§ **Aim of the task**
Copy every line of the records below where the word "bold" occurs.

--------------------------------

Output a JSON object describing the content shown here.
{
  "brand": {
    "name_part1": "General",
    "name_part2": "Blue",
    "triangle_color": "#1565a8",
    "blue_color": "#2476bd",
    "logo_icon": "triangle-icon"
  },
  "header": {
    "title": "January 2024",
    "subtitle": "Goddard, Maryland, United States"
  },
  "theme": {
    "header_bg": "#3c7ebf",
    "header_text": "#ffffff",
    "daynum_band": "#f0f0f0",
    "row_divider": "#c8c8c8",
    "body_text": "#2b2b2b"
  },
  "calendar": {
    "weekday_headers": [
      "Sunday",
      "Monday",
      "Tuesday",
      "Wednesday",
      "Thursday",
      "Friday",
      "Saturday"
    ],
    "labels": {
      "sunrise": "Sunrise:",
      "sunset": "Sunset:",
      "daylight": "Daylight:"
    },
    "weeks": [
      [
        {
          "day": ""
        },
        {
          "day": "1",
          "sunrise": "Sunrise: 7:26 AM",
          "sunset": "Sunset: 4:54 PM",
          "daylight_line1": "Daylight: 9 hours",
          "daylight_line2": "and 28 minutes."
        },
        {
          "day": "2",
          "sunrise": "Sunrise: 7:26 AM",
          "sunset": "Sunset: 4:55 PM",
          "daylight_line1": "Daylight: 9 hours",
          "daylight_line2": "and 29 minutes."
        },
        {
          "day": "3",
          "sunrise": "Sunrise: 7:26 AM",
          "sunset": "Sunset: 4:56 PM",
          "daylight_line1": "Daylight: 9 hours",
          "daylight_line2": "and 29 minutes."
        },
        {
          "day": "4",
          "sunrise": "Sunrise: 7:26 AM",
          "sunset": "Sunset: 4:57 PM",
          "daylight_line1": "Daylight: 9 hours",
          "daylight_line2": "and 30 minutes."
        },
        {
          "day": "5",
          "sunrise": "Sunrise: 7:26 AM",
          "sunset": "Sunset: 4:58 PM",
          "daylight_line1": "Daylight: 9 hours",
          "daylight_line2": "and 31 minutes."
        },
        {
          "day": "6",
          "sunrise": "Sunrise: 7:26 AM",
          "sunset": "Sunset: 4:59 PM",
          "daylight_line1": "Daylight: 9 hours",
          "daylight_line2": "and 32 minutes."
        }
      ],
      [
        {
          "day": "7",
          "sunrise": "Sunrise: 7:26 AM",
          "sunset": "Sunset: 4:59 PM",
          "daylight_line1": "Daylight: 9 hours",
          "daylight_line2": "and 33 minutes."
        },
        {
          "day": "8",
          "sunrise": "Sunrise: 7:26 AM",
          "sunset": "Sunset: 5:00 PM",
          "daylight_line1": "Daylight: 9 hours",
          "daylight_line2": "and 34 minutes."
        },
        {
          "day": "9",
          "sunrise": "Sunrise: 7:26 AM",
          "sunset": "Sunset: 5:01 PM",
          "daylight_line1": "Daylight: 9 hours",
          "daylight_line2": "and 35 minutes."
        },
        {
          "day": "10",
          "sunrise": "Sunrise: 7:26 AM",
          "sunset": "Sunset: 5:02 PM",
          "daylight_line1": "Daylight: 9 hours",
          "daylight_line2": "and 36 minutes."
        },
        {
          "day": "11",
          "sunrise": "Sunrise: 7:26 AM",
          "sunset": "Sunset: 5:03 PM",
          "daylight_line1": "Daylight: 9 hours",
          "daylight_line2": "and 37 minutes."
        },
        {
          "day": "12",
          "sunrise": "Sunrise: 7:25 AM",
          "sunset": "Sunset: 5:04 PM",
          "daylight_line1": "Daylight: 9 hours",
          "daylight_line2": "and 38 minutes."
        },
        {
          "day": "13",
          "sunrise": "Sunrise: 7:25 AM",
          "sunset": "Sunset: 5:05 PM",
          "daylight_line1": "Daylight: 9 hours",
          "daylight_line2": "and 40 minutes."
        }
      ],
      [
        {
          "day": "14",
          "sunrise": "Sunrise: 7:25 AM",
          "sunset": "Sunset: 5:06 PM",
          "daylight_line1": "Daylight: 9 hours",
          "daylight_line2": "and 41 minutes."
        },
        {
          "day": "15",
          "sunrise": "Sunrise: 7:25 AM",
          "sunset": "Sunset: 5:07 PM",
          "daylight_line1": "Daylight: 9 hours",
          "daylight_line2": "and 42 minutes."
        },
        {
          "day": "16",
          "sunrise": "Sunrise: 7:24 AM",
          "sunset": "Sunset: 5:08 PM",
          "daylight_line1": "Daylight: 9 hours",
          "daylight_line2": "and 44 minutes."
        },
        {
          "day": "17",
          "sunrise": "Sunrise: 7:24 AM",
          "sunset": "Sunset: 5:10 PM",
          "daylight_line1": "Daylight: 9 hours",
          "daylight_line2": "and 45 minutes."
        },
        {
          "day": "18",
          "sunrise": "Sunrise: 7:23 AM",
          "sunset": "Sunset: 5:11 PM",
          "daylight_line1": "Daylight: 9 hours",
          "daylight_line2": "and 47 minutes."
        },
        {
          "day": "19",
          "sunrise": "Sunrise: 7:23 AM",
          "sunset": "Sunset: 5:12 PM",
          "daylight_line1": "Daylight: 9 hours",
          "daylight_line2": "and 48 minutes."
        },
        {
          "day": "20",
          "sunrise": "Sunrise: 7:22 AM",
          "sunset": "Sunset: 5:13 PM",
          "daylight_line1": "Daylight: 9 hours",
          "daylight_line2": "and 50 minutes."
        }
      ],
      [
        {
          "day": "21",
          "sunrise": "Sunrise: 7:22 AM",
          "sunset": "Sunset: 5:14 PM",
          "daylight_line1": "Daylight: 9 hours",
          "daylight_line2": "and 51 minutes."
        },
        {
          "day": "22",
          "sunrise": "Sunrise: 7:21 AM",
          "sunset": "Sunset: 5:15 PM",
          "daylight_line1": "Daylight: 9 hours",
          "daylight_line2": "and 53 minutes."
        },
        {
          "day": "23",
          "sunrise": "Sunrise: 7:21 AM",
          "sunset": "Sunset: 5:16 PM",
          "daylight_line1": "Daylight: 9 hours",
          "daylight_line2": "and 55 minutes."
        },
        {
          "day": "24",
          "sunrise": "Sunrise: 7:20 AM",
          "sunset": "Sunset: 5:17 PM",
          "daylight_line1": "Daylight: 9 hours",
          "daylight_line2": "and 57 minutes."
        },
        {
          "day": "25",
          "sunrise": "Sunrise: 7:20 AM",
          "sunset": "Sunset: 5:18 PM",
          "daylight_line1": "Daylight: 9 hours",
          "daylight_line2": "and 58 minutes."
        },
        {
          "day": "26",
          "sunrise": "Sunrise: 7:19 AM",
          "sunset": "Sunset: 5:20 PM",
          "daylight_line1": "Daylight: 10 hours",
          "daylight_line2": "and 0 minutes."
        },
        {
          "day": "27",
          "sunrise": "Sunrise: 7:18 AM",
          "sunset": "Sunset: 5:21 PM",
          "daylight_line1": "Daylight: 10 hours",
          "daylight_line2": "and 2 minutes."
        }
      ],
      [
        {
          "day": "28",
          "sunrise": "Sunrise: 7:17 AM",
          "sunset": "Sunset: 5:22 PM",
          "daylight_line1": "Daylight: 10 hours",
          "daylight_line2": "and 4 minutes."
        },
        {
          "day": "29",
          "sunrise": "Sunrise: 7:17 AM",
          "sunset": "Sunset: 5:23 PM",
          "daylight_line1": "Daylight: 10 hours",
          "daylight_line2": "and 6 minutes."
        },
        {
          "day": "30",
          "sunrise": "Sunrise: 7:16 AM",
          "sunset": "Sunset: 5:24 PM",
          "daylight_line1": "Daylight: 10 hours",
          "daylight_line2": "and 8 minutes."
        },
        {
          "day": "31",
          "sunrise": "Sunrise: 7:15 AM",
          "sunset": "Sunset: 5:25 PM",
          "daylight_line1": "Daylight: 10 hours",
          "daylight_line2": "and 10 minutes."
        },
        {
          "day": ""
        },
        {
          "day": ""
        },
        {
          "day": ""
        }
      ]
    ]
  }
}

--------------------------------

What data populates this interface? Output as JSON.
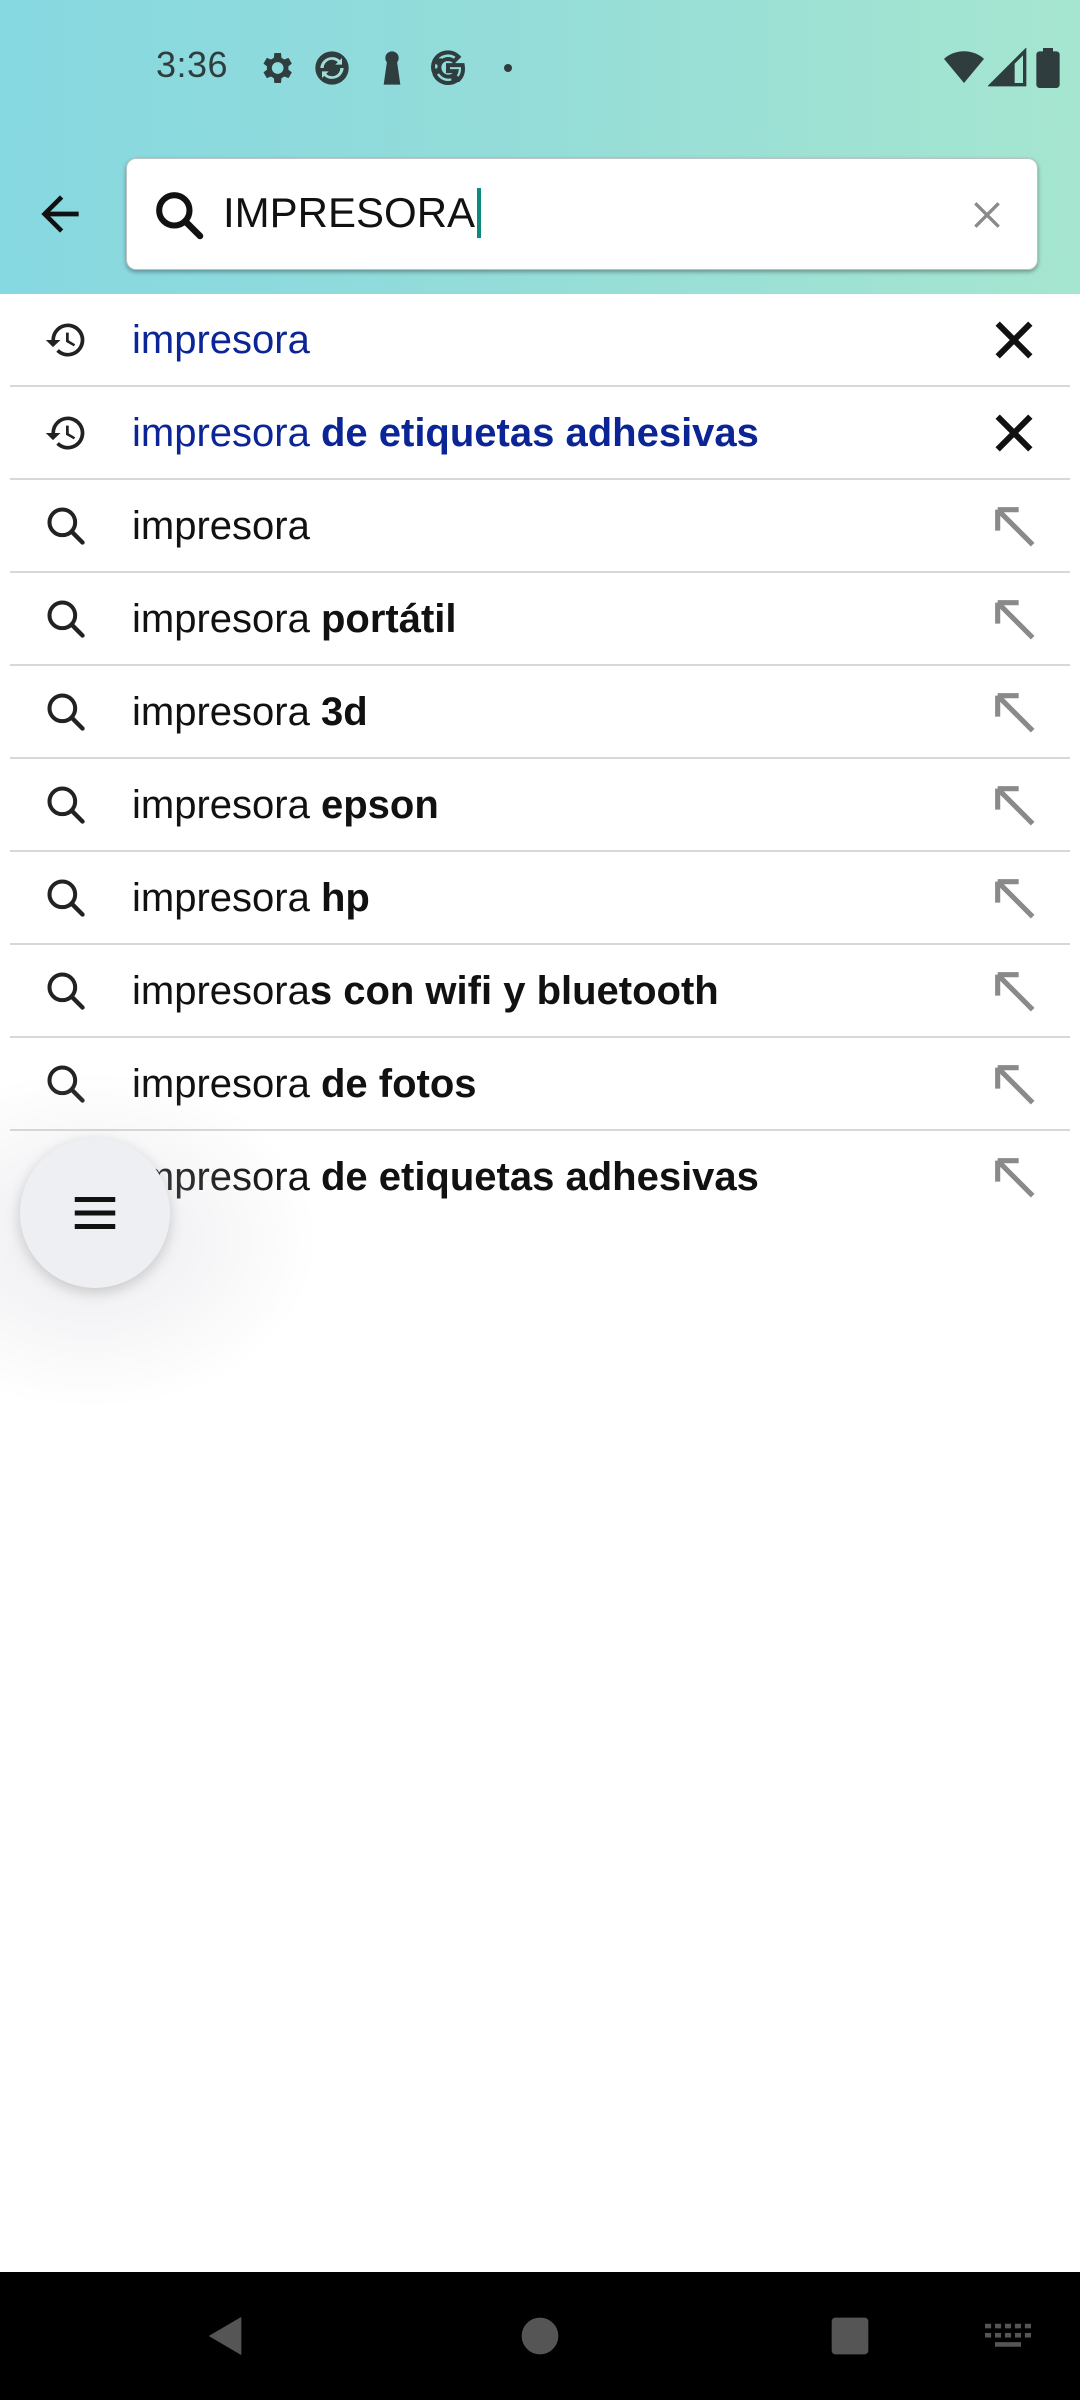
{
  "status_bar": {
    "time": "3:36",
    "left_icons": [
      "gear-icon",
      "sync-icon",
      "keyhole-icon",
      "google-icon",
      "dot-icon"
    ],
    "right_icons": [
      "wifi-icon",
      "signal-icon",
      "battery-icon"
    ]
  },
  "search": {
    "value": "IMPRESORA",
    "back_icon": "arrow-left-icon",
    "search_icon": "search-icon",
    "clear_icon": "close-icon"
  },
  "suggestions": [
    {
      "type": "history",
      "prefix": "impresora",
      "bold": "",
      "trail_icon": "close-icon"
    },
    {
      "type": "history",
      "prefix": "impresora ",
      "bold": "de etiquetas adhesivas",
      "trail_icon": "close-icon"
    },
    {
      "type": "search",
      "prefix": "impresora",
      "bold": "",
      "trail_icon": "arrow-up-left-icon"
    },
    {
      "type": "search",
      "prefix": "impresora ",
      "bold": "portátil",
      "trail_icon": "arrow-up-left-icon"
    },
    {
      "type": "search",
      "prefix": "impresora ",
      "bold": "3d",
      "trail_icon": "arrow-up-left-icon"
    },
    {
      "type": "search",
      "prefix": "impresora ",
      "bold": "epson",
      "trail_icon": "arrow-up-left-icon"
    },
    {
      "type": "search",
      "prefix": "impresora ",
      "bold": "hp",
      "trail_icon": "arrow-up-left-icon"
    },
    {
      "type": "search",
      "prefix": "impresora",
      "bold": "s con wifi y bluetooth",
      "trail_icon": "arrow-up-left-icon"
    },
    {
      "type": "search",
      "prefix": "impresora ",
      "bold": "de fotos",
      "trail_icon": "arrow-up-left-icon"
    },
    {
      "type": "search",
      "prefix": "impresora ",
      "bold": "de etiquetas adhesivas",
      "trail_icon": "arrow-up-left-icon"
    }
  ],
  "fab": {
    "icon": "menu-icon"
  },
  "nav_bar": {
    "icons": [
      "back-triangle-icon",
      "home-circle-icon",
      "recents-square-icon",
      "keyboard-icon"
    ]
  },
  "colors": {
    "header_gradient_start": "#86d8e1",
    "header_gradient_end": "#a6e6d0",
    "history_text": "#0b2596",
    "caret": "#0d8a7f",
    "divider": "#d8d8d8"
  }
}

--------------------------------

§ **Response**
      "bold": "",
      "bold": "de etiquetas adhesivas",
      "bold": "",
      "bold": "portátil",
      "bold": "3d",
      "bold": "epson",
      "bold": "hp",
      "bold": "s con wifi y bluetooth",
      "bold": "de fotos",
      "bold": "de etiquetas adhesivas",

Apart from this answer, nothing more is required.